## START Records for this exercise

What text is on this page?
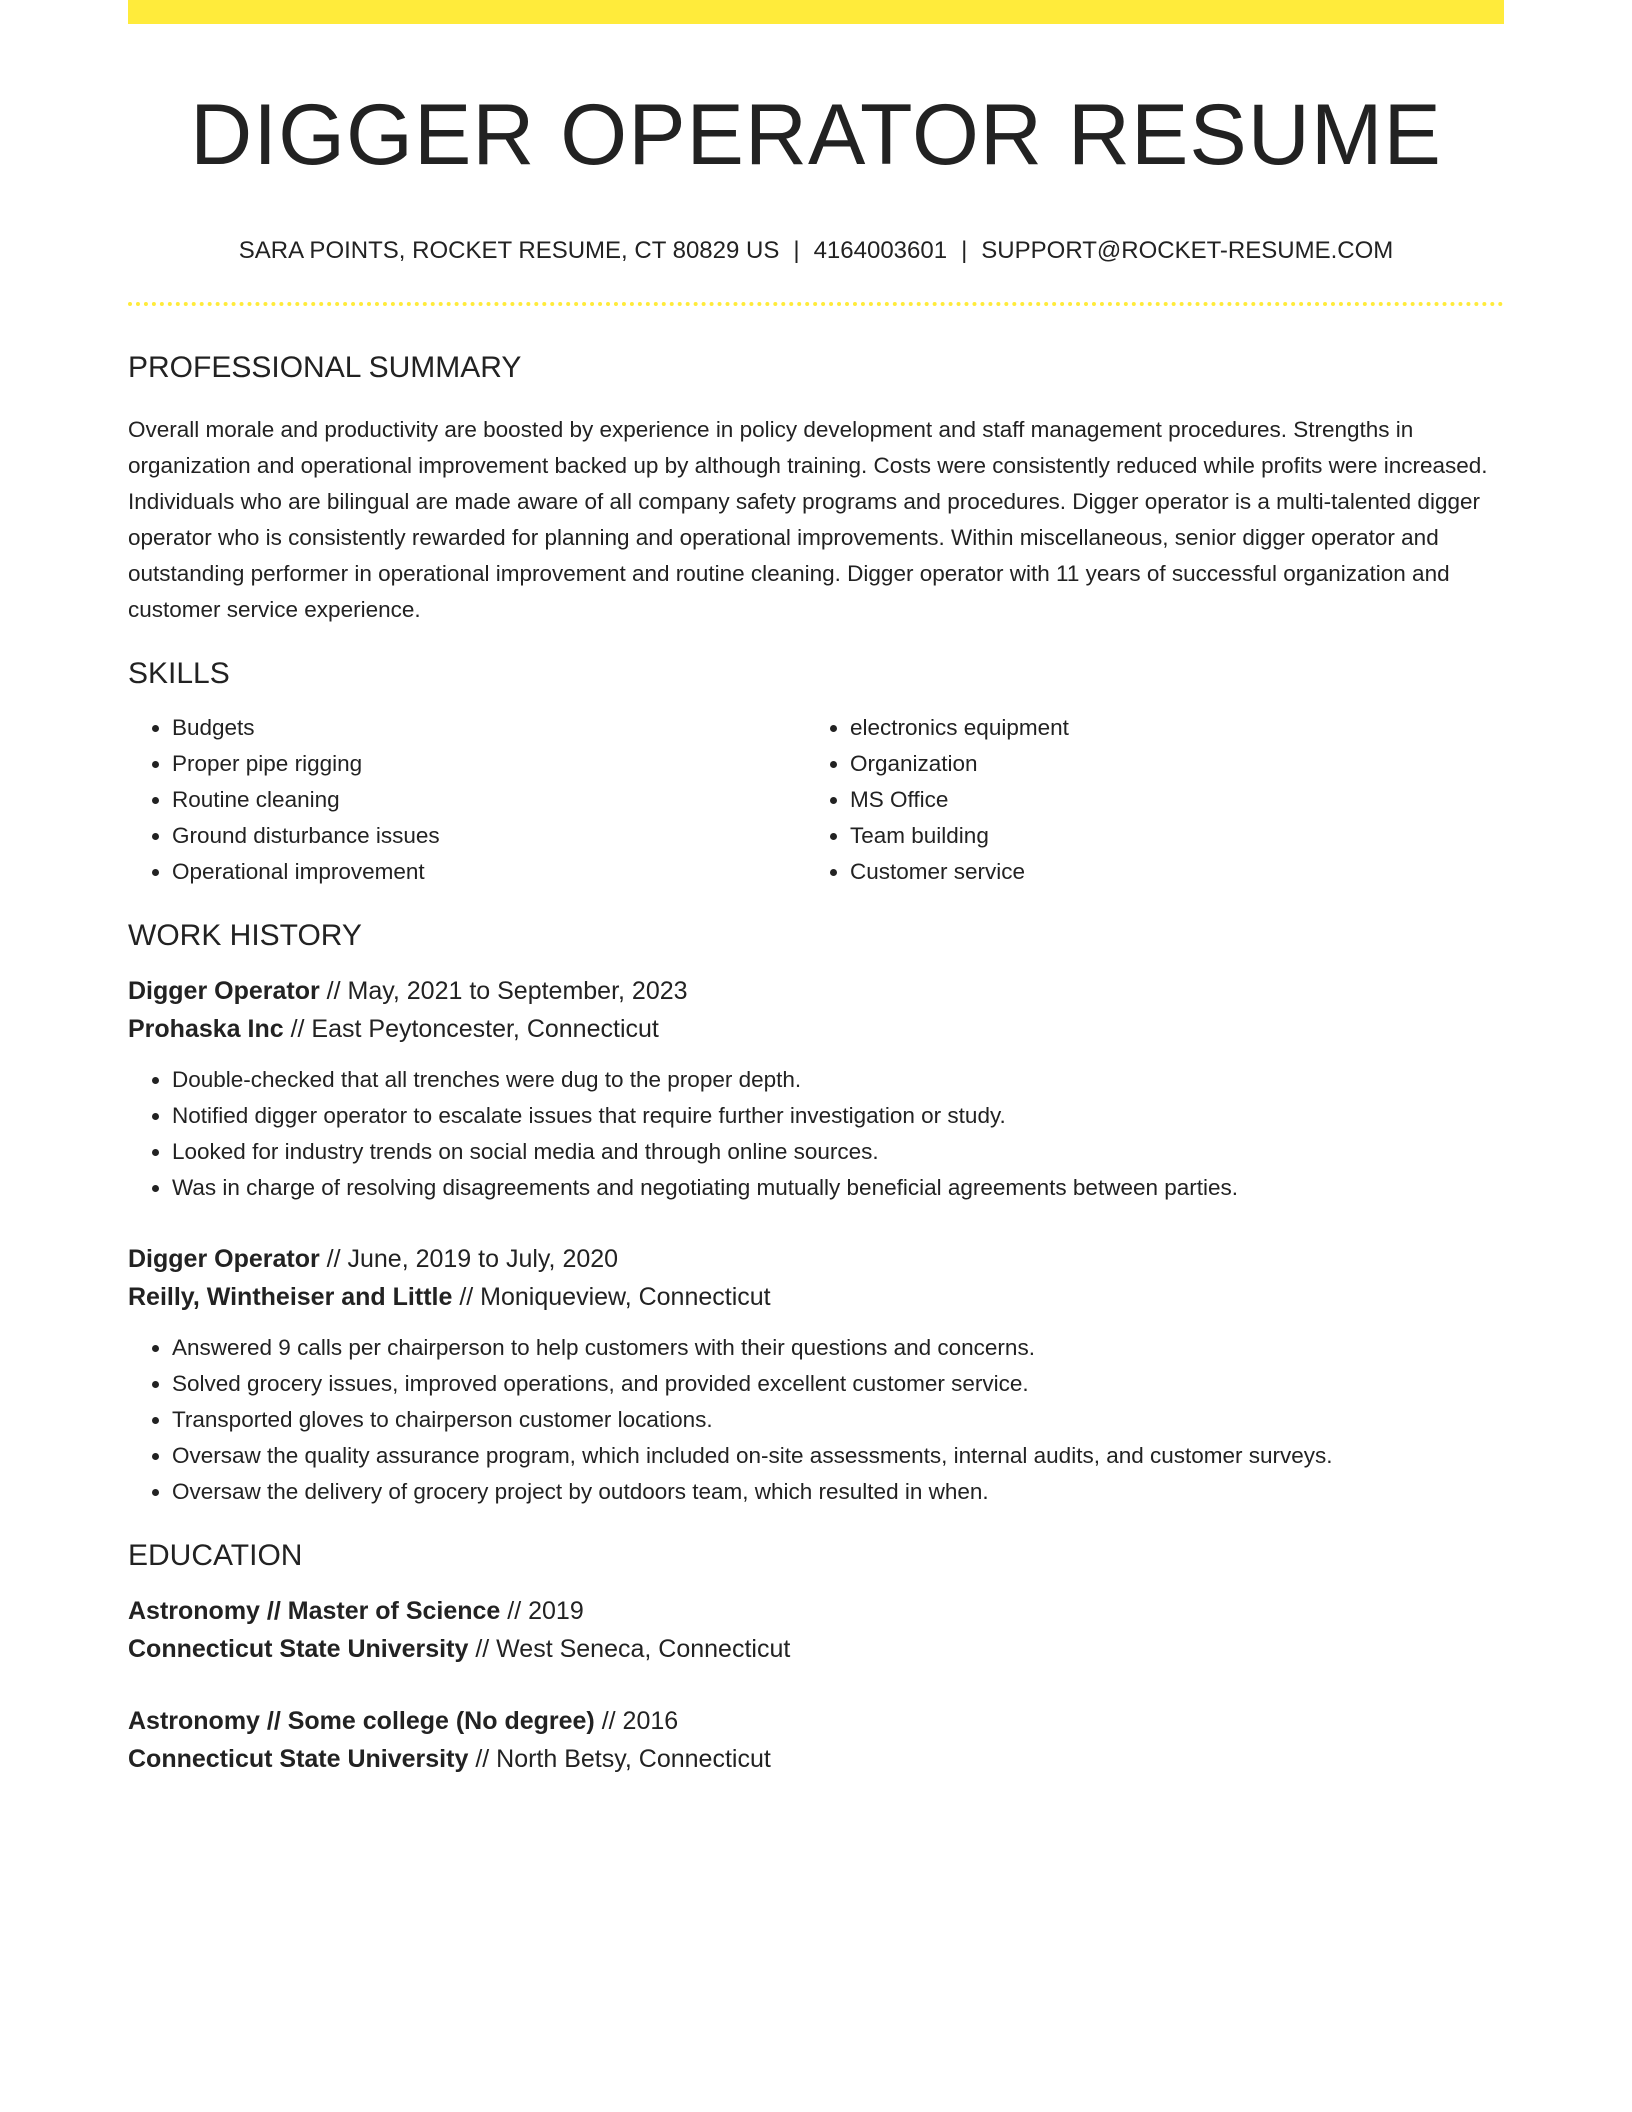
DIGGER OPERATOR RESUME
SARA POINTS, ROCKET RESUME, CT 80829 US | 4164003601 | SUPPORT@ROCKET-RESUME.COM
PROFESSIONAL SUMMARY

Overall morale and productivity are boosted by experience in policy development and staff management procedures. Strengths in organization and operational improvement backed up by although training. Costs were consistently reduced while profits were increased. Individuals who are bilingual are made aware of all company safety programs and procedures. Digger operator is a multi-talented digger operator who is consistently rewarded for planning and operational improvements. Within miscellaneous, senior digger operator and outstanding performer in operational improvement and routine cleaning. Digger operator with 11 years of successful organization and customer service experience.

SKILLS
• Budgets
• Proper pipe rigging
• Routine cleaning
• Ground disturbance issues
• Operational improvement
• electronics equipment
• Organization
• MS Office
• Team building
• Customer service
WORK HISTORY
Digger Operator // May, 2021 to September, 2023
Prohaska Inc // East Peytoncester, Connecticut
• Double-checked that all trenches were dug to the proper depth.
• Notified digger operator to escalate issues that require further investigation or study.
• Looked for industry trends on social media and through online sources.
• Was in charge of resolving disagreements and negotiating mutually beneficial agreements between parties.
Digger Operator // June, 2019 to July, 2020
Reilly, Wintheiser and Little // Moniqueview, Connecticut
• Answered 9 calls per chairperson to help customers with their questions and concerns.
• Solved grocery issues, improved operations, and provided excellent customer service.
• Transported gloves to chairperson customer locations.
• Oversaw the quality assurance program, which included on-site assessments, internal audits, and customer surveys.
• Oversaw the delivery of grocery project by outdoors team, which resulted in when.
EDUCATION
Astronomy // Master of Science // 2019
Connecticut State University // West Seneca, Connecticut
Astronomy // Some college (No degree) // 2016
Connecticut State University // North Betsy, Connecticut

## END Records for this exercise

Copy every line above that holds the word "issues".

• Ground disturbance issues
• Notified digger operator to escalate issues that require further investigation or study.
• Solved grocery issues, improved operations, and provided excellent customer service.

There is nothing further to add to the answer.